(Items from a data source)
* * *

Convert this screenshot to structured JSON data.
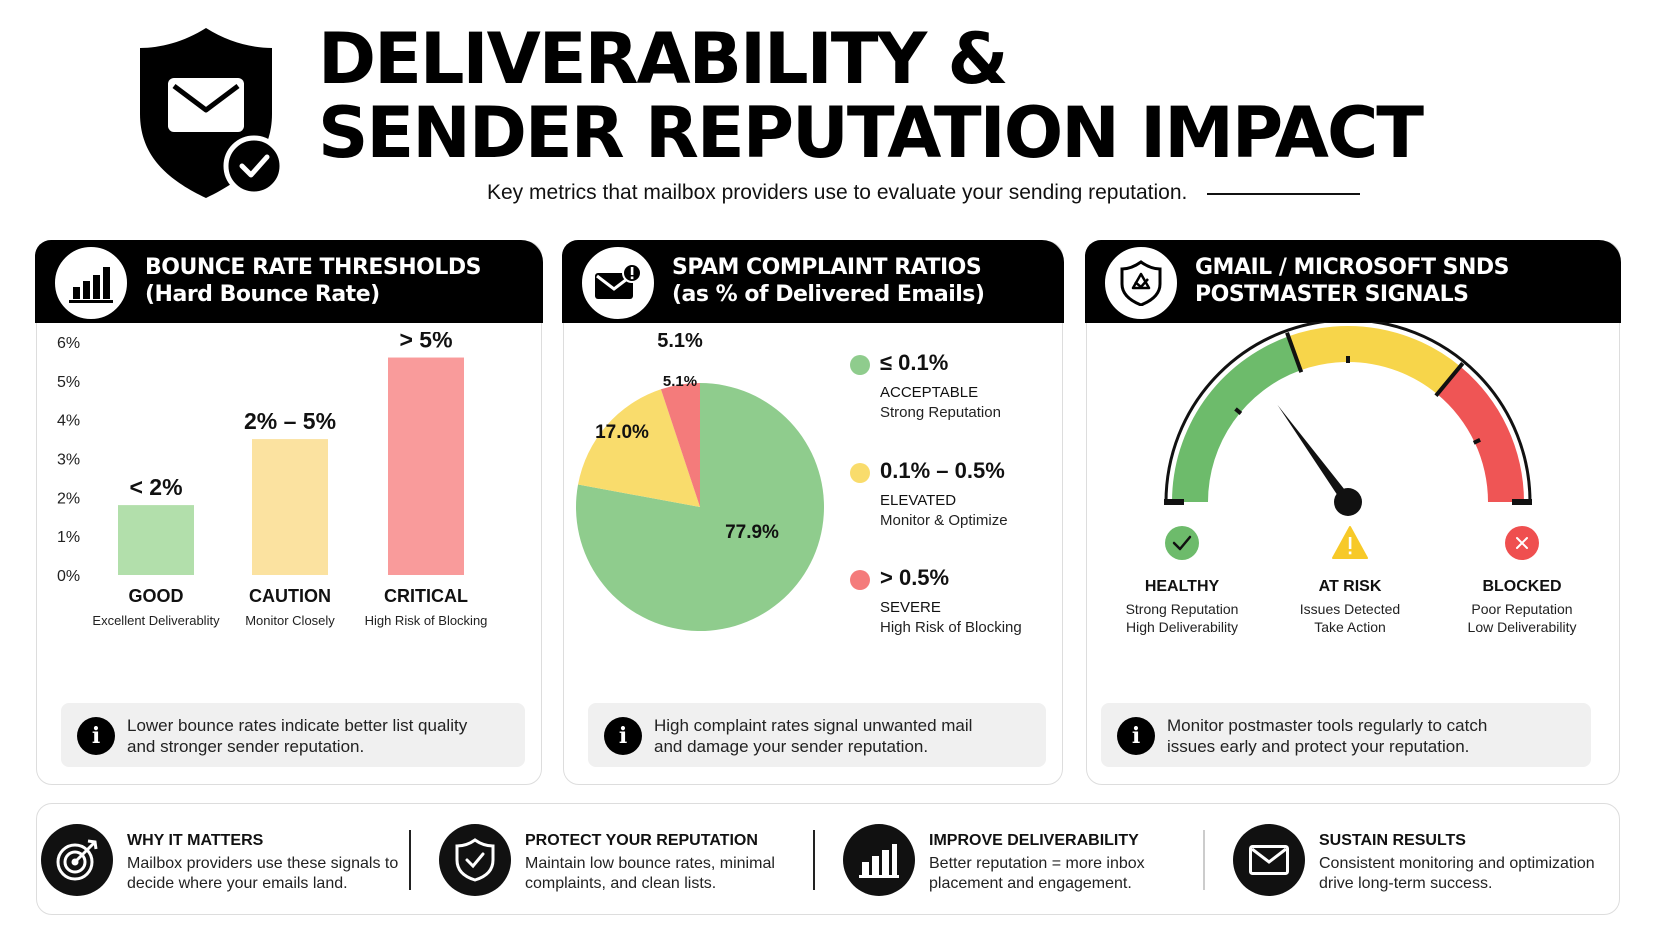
{
  "header": {
    "title_line1": "DELIVERABILITY &",
    "title_line2": "SENDER REPUTATION IMPACT",
    "subtitle": "Key metrics that mailbox providers use to evaluate your sending reputation.",
    "logo_icon": "shield-envelope-check-icon"
  },
  "bounce_panel": {
    "title_line1": "BOUNCE RATE THRESHOLDS",
    "title_line2": "(Hard Bounce Rate)",
    "icon": "bar-chart-icon",
    "info": "Lower bounce rates indicate better list quality and stronger sender reputation.",
    "info_line1": "Lower bounce rates indicate better list quality",
    "info_line2": "and stronger sender reputation."
  },
  "spam_panel": {
    "title_line1": "SPAM COMPLAINT RATIOS",
    "title_line2": "(as % of Delivered Emails)",
    "icon": "envelope-alert-icon",
    "info_line1": "High complaint rates signal unwanted mail",
    "info_line2": "and damage your sender reputation.",
    "legend": [
      {
        "range": "≤ 0.1%",
        "status": "ACCEPTABLE",
        "desc": "Strong Reputation",
        "color": "#8fcc8d"
      },
      {
        "range": "0.1% – 0.5%",
        "status": "ELEVATED",
        "desc": "Monitor & Optimize",
        "color": "#f9dc6c"
      },
      {
        "range": "> 0.5%",
        "status": "SEVERE",
        "desc": "High Risk of Blocking",
        "color": "#f47b7b"
      }
    ]
  },
  "postmaster_panel": {
    "title_line1": "GMAIL / MICROSOFT SNDS",
    "title_line2": "POSTMASTER SIGNALS",
    "icon": "shield-badge-icon",
    "info_line1": "Monitor postmaster tools regularly to catch",
    "info_line2": "issues early and protect your reputation.",
    "statuses": [
      {
        "label": "HEALTHY",
        "line1": "Strong Reputation",
        "line2": "High Deliverability",
        "icon": "check-circle-icon",
        "color": "#6dbb6b"
      },
      {
        "label": "AT RISK",
        "line1": "Issues Detected",
        "line2": "Take Action",
        "icon": "warning-triangle-icon",
        "color": "#f7c928"
      },
      {
        "label": "BLOCKED",
        "line1": "Poor Reputation",
        "line2": "Low Deliverability",
        "icon": "x-circle-icon",
        "color": "#ef4f4f"
      }
    ]
  },
  "footer": [
    {
      "title": "WHY IT MATTERS",
      "line1": "Mailbox providers use these signals to",
      "line2": "decide where your emails land.",
      "icon": "target-arrow-icon"
    },
    {
      "title": "PROTECT YOUR REPUTATION",
      "line1": "Maintain low bounce rates, minimal",
      "line2": "complaints, and clean lists.",
      "icon": "shield-check-icon"
    },
    {
      "title": "IMPROVE DELIVERABILITY",
      "line1": "Better reputation = more inbox",
      "line2": "placement and engagement.",
      "icon": "bar-chart-icon"
    },
    {
      "title": "SUSTAIN RESULTS",
      "line1": "Consistent monitoring and optimization",
      "line2": "drive long-term success.",
      "icon": "envelope-icon"
    }
  ],
  "chart_data": [
    {
      "type": "bar",
      "title": "BOUNCE RATE THRESHOLDS (Hard Bounce Rate)",
      "categories": [
        "GOOD",
        "CAUTION",
        "CRITICAL"
      ],
      "subcategories": [
        "Excellent Deliverablity",
        "Monitor Closely",
        "High Risk of Blocking"
      ],
      "values": [
        1.8,
        3.5,
        5.6
      ],
      "value_labels": [
        "< 2%",
        "2% – 5%",
        "> 5%"
      ],
      "colors": [
        "#b2dfab",
        "#fbe2a0",
        "#f99b9b"
      ],
      "yticks": [
        "0%",
        "1%",
        "2%",
        "3%",
        "4%",
        "5%",
        "6%"
      ],
      "ylim": [
        0,
        6
      ],
      "grid": false
    },
    {
      "type": "pie",
      "title": "SPAM COMPLAINT RATIOS (as % of Delivered Emails)",
      "slices": [
        {
          "label": "≤ 0.1%",
          "value": 77.9,
          "text": "77.9%",
          "color": "#8fcc8d"
        },
        {
          "label": "0.1% – 0.5%",
          "value": 17.0,
          "text": "17.0%",
          "color": "#f9dc6c"
        },
        {
          "label": "> 0.5%",
          "value": 5.1,
          "text": "5.1%",
          "color": "#f47b7b"
        }
      ],
      "outer_label": "5.1%",
      "legend_position": "right"
    },
    {
      "type": "gauge",
      "title": "GMAIL / MICROSOFT SNDS POSTMASTER SIGNALS",
      "zones": [
        {
          "name": "HEALTHY",
          "from": 0,
          "to": 0.39,
          "color": "#6dbb6b"
        },
        {
          "name": "AT RISK",
          "from": 0.39,
          "to": 0.72,
          "color": "#f7d54a"
        },
        {
          "name": "BLOCKED",
          "from": 0.72,
          "to": 1.0,
          "color": "#ef5555"
        }
      ],
      "needle": 0.3
    }
  ]
}
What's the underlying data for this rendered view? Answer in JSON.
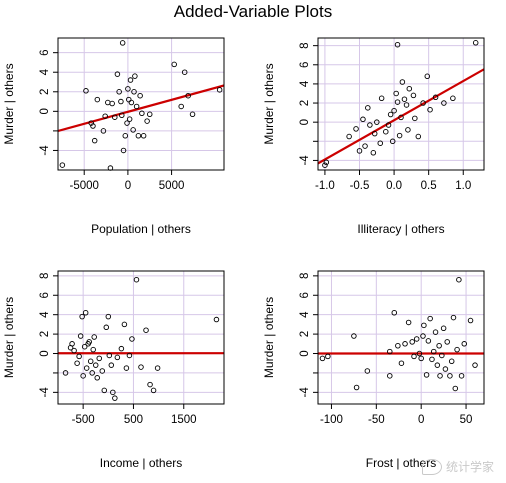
{
  "figure": {
    "title": "Added-Variable Plots"
  },
  "watermark": {
    "text": "统计学家"
  },
  "colors": {
    "points": "#000000",
    "regression_line": "#cc0000",
    "grid": "#d6c7e8",
    "axis": "#000000"
  },
  "chart_data": [
    {
      "type": "scatter",
      "xlabel": "Population | others",
      "ylabel": "Murder | others",
      "xticks": [
        -5000,
        0,
        5000
      ],
      "xtick_labels": [
        "-5000",
        "0",
        "5000"
      ],
      "yticks": [
        -4,
        -2,
        0,
        2,
        4,
        6
      ],
      "ytick_labels": [
        "-4",
        "",
        "0",
        "2",
        "4",
        "6"
      ],
      "xlim": [
        -8000,
        11000
      ],
      "ylim": [
        -6,
        7.5
      ],
      "grid": true,
      "fit_line": {
        "intercept": -0.05,
        "slope": 0.000245
      },
      "points": [
        [
          -7500,
          -5.5
        ],
        [
          -4800,
          2.1
        ],
        [
          -4200,
          -1.2
        ],
        [
          -4000,
          -1.5
        ],
        [
          -3800,
          -3.0
        ],
        [
          -3500,
          1.2
        ],
        [
          -2800,
          -2.0
        ],
        [
          -2600,
          -0.5
        ],
        [
          -2300,
          0.9
        ],
        [
          -2000,
          -5.8
        ],
        [
          -1800,
          0.8
        ],
        [
          -1500,
          -0.6
        ],
        [
          -1200,
          3.8
        ],
        [
          -1000,
          2.0
        ],
        [
          -800,
          1.0
        ],
        [
          -700,
          -0.4
        ],
        [
          -600,
          7.0
        ],
        [
          -500,
          -4.0
        ],
        [
          -300,
          -2.5
        ],
        [
          -100,
          -1.2
        ],
        [
          0,
          2.3
        ],
        [
          100,
          1.2
        ],
        [
          200,
          -0.8
        ],
        [
          300,
          3.2
        ],
        [
          400,
          0.9
        ],
        [
          600,
          -1.9
        ],
        [
          700,
          2.0
        ],
        [
          800,
          3.6
        ],
        [
          1000,
          0.5
        ],
        [
          1200,
          -2.5
        ],
        [
          1400,
          1.6
        ],
        [
          1600,
          -0.2
        ],
        [
          1800,
          -2.5
        ],
        [
          2200,
          -1.0
        ],
        [
          2500,
          -0.3
        ],
        [
          5300,
          4.8
        ],
        [
          6100,
          0.5
        ],
        [
          6500,
          4.0
        ],
        [
          6900,
          1.6
        ],
        [
          7400,
          -0.3
        ],
        [
          10500,
          2.2
        ]
      ]
    },
    {
      "type": "scatter",
      "xlabel": "Illiteracy | others",
      "ylabel": "Murder | others",
      "xticks": [
        -1.0,
        -0.5,
        0.0,
        0.5,
        1.0
      ],
      "xtick_labels": [
        "-1.0",
        "-0.5",
        "0.0",
        "0.5",
        "1.0"
      ],
      "yticks": [
        -4,
        -2,
        0,
        2,
        4,
        6,
        8
      ],
      "ytick_labels": [
        "-4",
        "",
        "0",
        "2",
        "4",
        "6",
        "8"
      ],
      "xlim": [
        -1.1,
        1.3
      ],
      "ylim": [
        -5,
        8.8
      ],
      "grid": true,
      "fit_line": {
        "intercept": 0.2,
        "slope": 4.1
      },
      "points": [
        [
          -1.0,
          -4.5
        ],
        [
          -0.98,
          -4.2
        ],
        [
          -0.65,
          -1.5
        ],
        [
          -0.55,
          -0.7
        ],
        [
          -0.5,
          -3.0
        ],
        [
          -0.45,
          0.3
        ],
        [
          -0.42,
          -2.5
        ],
        [
          -0.38,
          1.5
        ],
        [
          -0.35,
          -0.3
        ],
        [
          -0.3,
          -3.2
        ],
        [
          -0.28,
          -1.2
        ],
        [
          -0.25,
          0.0
        ],
        [
          -0.2,
          -2.2
        ],
        [
          -0.18,
          2.5
        ],
        [
          -0.12,
          -1.0
        ],
        [
          -0.08,
          -0.3
        ],
        [
          -0.05,
          0.8
        ],
        [
          -0.02,
          -2.0
        ],
        [
          0.0,
          1.2
        ],
        [
          0.03,
          3.0
        ],
        [
          0.05,
          2.1
        ],
        [
          0.08,
          -1.4
        ],
        [
          0.1,
          0.5
        ],
        [
          0.12,
          4.2
        ],
        [
          0.15,
          2.4
        ],
        [
          0.18,
          1.8
        ],
        [
          0.2,
          -0.8
        ],
        [
          0.22,
          3.5
        ],
        [
          0.28,
          2.8
        ],
        [
          0.3,
          0.4
        ],
        [
          0.35,
          -1.5
        ],
        [
          0.42,
          2.0
        ],
        [
          0.48,
          4.8
        ],
        [
          0.52,
          1.3
        ],
        [
          0.6,
          2.6
        ],
        [
          0.72,
          2.0
        ],
        [
          0.85,
          2.5
        ],
        [
          1.18,
          8.3
        ],
        [
          0.05,
          8.1
        ]
      ]
    },
    {
      "type": "scatter",
      "xlabel": "Income | others",
      "ylabel": "Murder | others",
      "xticks": [
        -500,
        500,
        1500
      ],
      "xtick_labels": [
        "-500",
        "500",
        "1500"
      ],
      "yticks": [
        -4,
        -2,
        0,
        2,
        4,
        6,
        8
      ],
      "ytick_labels": [
        "-4",
        "",
        "0",
        "2",
        "4",
        "6",
        "8"
      ],
      "xlim": [
        -1000,
        2300
      ],
      "ylim": [
        -5.2,
        8.5
      ],
      "grid": true,
      "fit_line": {
        "intercept": 0.03,
        "slope": 2.8e-06
      },
      "points": [
        [
          -850,
          -2.0
        ],
        [
          -750,
          0.6
        ],
        [
          -720,
          1.0
        ],
        [
          -680,
          0.3
        ],
        [
          -620,
          -1.0
        ],
        [
          -580,
          -0.3
        ],
        [
          -550,
          1.8
        ],
        [
          -520,
          3.8
        ],
        [
          -500,
          -2.3
        ],
        [
          -470,
          0.7
        ],
        [
          -450,
          4.2
        ],
        [
          -430,
          -1.5
        ],
        [
          -400,
          1.0
        ],
        [
          -380,
          1.2
        ],
        [
          -350,
          -0.8
        ],
        [
          -320,
          -2.0
        ],
        [
          -300,
          0.4
        ],
        [
          -280,
          1.7
        ],
        [
          -250,
          -1.2
        ],
        [
          -220,
          -2.5
        ],
        [
          -180,
          -0.5
        ],
        [
          -120,
          -1.8
        ],
        [
          -80,
          -3.8
        ],
        [
          -40,
          2.7
        ],
        [
          0,
          3.8
        ],
        [
          20,
          -0.2
        ],
        [
          60,
          -1.2
        ],
        [
          90,
          -4.0
        ],
        [
          130,
          -4.6
        ],
        [
          180,
          -0.4
        ],
        [
          260,
          0.5
        ],
        [
          320,
          3.0
        ],
        [
          360,
          -1.5
        ],
        [
          420,
          -0.2
        ],
        [
          470,
          1.5
        ],
        [
          560,
          7.6
        ],
        [
          650,
          -1.4
        ],
        [
          750,
          2.4
        ],
        [
          830,
          -3.2
        ],
        [
          900,
          -3.8
        ],
        [
          980,
          -1.5
        ],
        [
          2150,
          3.5
        ]
      ]
    },
    {
      "type": "scatter",
      "xlabel": "Frost | others",
      "ylabel": "Murder | others",
      "xticks": [
        -100,
        -50,
        0,
        50
      ],
      "xtick_labels": [
        "-100",
        "-50",
        "0",
        "50"
      ],
      "yticks": [
        -4,
        -2,
        0,
        2,
        4,
        6,
        8
      ],
      "ytick_labels": [
        "-4",
        "",
        "0",
        "2",
        "4",
        "6",
        "8"
      ],
      "xlim": [
        -115,
        70
      ],
      "ylim": [
        -5.2,
        8.5
      ],
      "grid": true,
      "fit_line": {
        "intercept": 0.0,
        "slope": 0.0
      },
      "points": [
        [
          -110,
          -0.5
        ],
        [
          -104,
          -0.3
        ],
        [
          -75,
          1.8
        ],
        [
          -72,
          -3.5
        ],
        [
          -60,
          -1.8
        ],
        [
          -35,
          0.2
        ],
        [
          -30,
          4.2
        ],
        [
          -26,
          0.8
        ],
        [
          -22,
          -1.0
        ],
        [
          -18,
          1.0
        ],
        [
          -14,
          3.2
        ],
        [
          -10,
          1.2
        ],
        [
          -8,
          -0.3
        ],
        [
          -5,
          1.5
        ],
        [
          -2,
          0.0
        ],
        [
          0,
          -0.5
        ],
        [
          2,
          1.8
        ],
        [
          3,
          2.9
        ],
        [
          6,
          -2.2
        ],
        [
          8,
          1.3
        ],
        [
          10,
          3.6
        ],
        [
          12,
          -0.6
        ],
        [
          14,
          0.2
        ],
        [
          16,
          2.2
        ],
        [
          18,
          -1.2
        ],
        [
          20,
          0.8
        ],
        [
          21,
          -2.3
        ],
        [
          23,
          -0.2
        ],
        [
          25,
          2.6
        ],
        [
          27,
          -1.6
        ],
        [
          29,
          1.2
        ],
        [
          32,
          -2.3
        ],
        [
          34,
          -0.8
        ],
        [
          36,
          3.7
        ],
        [
          38,
          -3.6
        ],
        [
          40,
          0.4
        ],
        [
          42,
          7.6
        ],
        [
          45,
          -2.3
        ],
        [
          48,
          1.0
        ],
        [
          55,
          3.4
        ],
        [
          60,
          -1.2
        ],
        [
          -35,
          -2.3
        ]
      ]
    }
  ]
}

* * *

**Short exercise**
Copy each line of the listing in which the word "check" can be found.

**Exercise answer**
    "logo_icon": "shield-envelope-check-icon"
        "icon": "check-circle-icon",
      "icon": "shield-check-icon"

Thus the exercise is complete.